> Required task: Pull every line containing "Kommunikation" from the entries.

> Stored records:

# # # # #

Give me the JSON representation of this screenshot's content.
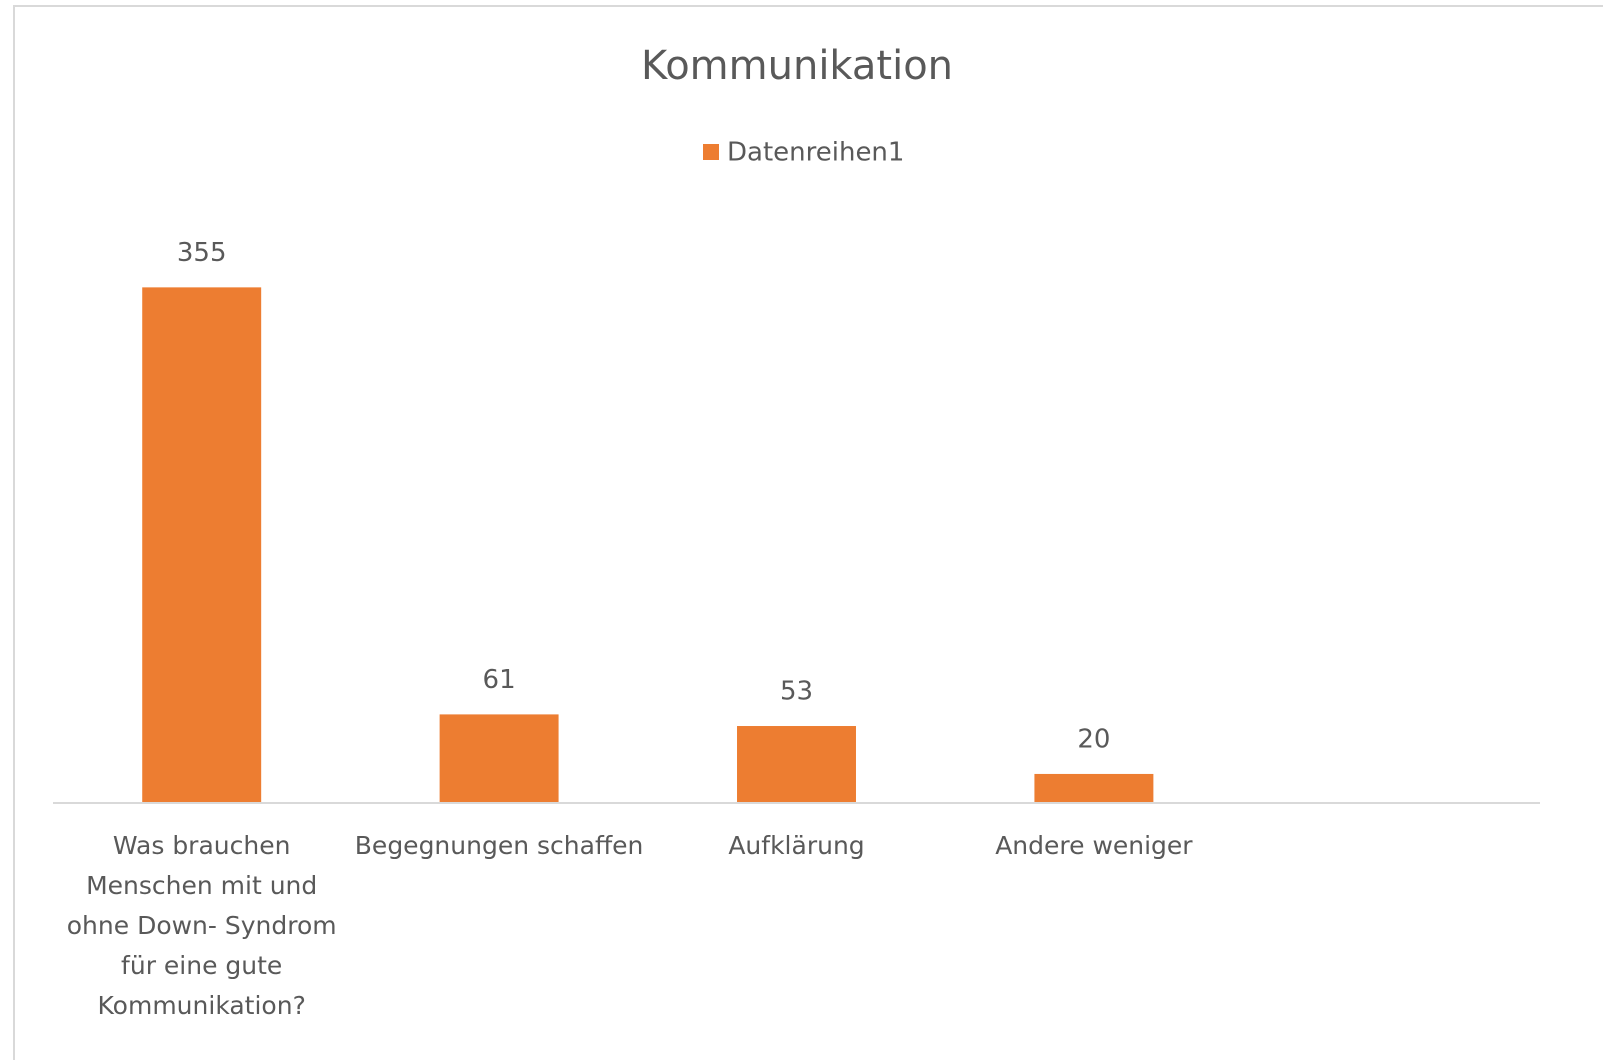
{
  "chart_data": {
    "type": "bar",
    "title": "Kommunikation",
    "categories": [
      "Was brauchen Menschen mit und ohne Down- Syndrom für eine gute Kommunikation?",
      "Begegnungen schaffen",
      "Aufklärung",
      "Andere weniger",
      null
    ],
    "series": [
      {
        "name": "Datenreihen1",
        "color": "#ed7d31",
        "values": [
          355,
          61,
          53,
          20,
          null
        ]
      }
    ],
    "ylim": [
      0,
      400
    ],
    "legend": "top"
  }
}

# # # # #

> Task answer:
    "title": "Kommunikation",
      "Was brauchen Menschen mit und ohne Down- Syndrom für eine gute Kommunikation?",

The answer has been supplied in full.